(Stored data entries)
____

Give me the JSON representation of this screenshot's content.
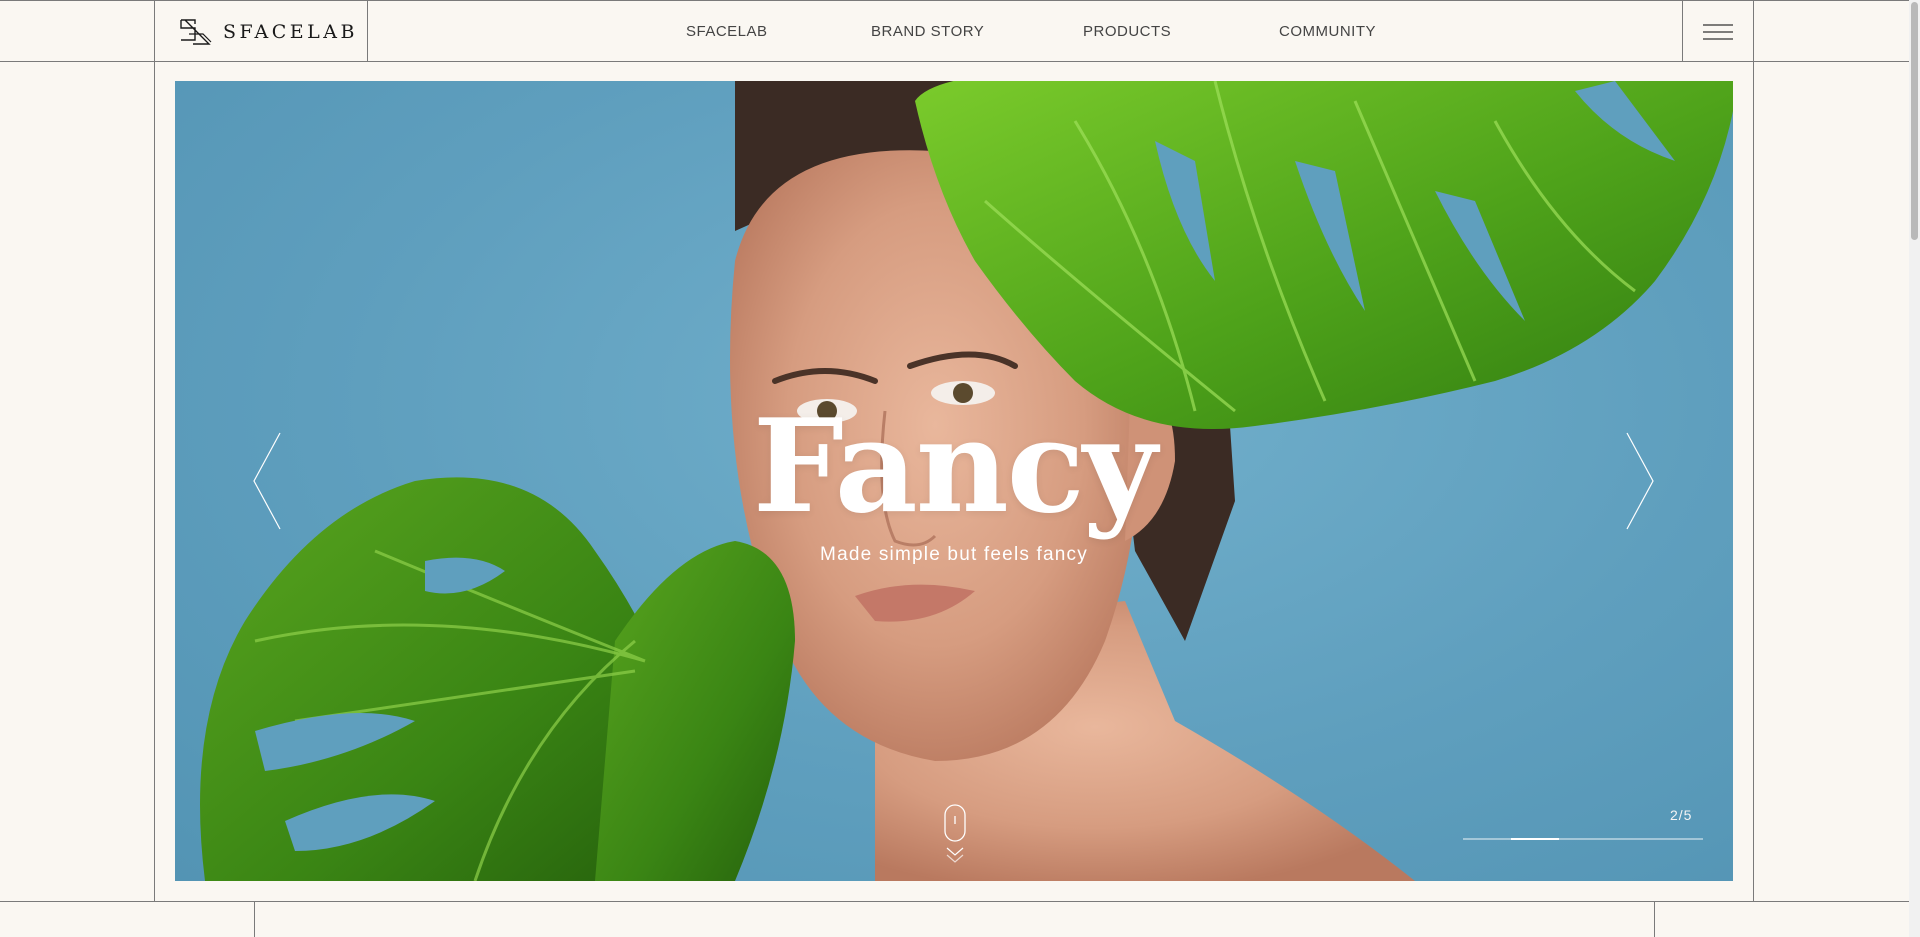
{
  "brand": {
    "logo_text": "SFACELAB"
  },
  "nav": {
    "items": [
      {
        "label": "SFACELAB"
      },
      {
        "label": "BRAND STORY"
      },
      {
        "label": "PRODUCTS"
      },
      {
        "label": "COMMUNITY"
      }
    ]
  },
  "hero": {
    "title": "Fancy",
    "subtitle": "Made simple but feels fancy",
    "slide_counter": "2/5",
    "slide_current": 2,
    "slide_total": 5
  },
  "colors": {
    "background": "#faf7f2",
    "hero_sky": "#5f9fbe",
    "leaf": "#3f9a1c",
    "line": "#7a7a7a"
  },
  "icons": {
    "logo": "sf-monogram-icon",
    "menu": "hamburger-icon",
    "prev": "chevron-left-icon",
    "next": "chevron-right-icon",
    "scroll": "mouse-scroll-icon"
  }
}
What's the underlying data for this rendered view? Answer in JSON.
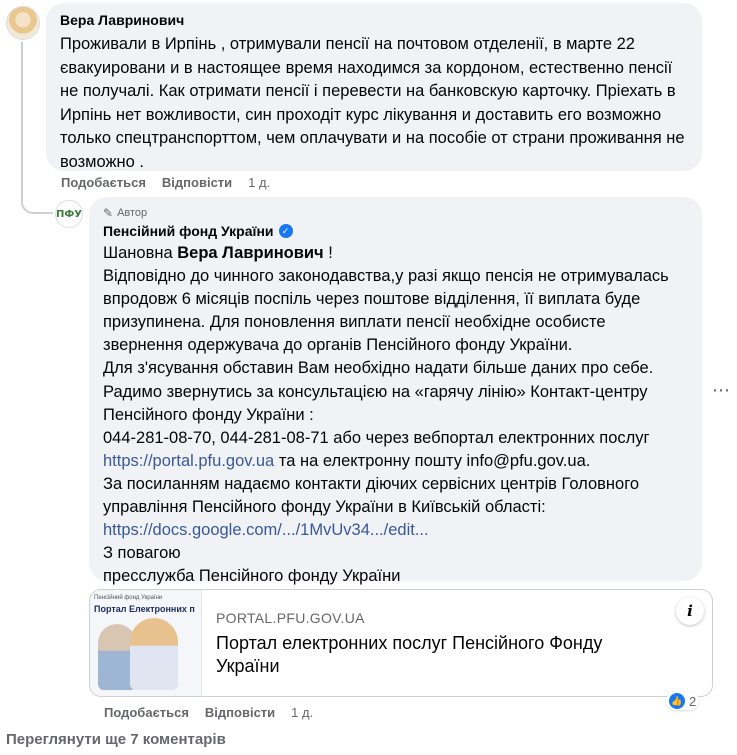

____

Problem to work on> Give all the entries again exactly, dropping each picture.

Output for this task>
Give me the JSON representation of this screenshot's content.
{
  "brand": {
    "logo_text": "SFACELAB"
  },
  "nav": {
    "items": [
      {
        "label": "SFACELAB"
      },
      {
        "label": "BRAND STORY"
      },
      {
        "label": "PRODUCTS"
      },
      {
        "label": "COMMUNITY"
      }
    ]
  },
  "hero": {
    "title": "Fancy",
    "subtitle": "Made simple but feels fancy",
    "slide_counter": "2/5",
    "slide_current": 2,
    "slide_total": 5
  },
  "colors": {
    "background": "#faf7f2",
    "hero_sky": "#5f9fbe",
    "leaf": "#3f9a1c",
    "line": "#7a7a7a"
  },
  "icons": {
    "logo": "sf-monogram-icon",
    "menu": "hamburger-icon",
    "prev": "chevron-left-icon",
    "next": "chevron-right-icon",
    "scroll": "mouse-scroll-icon"
  }
}
What's the underlying data for this rendered view? Answer in JSON.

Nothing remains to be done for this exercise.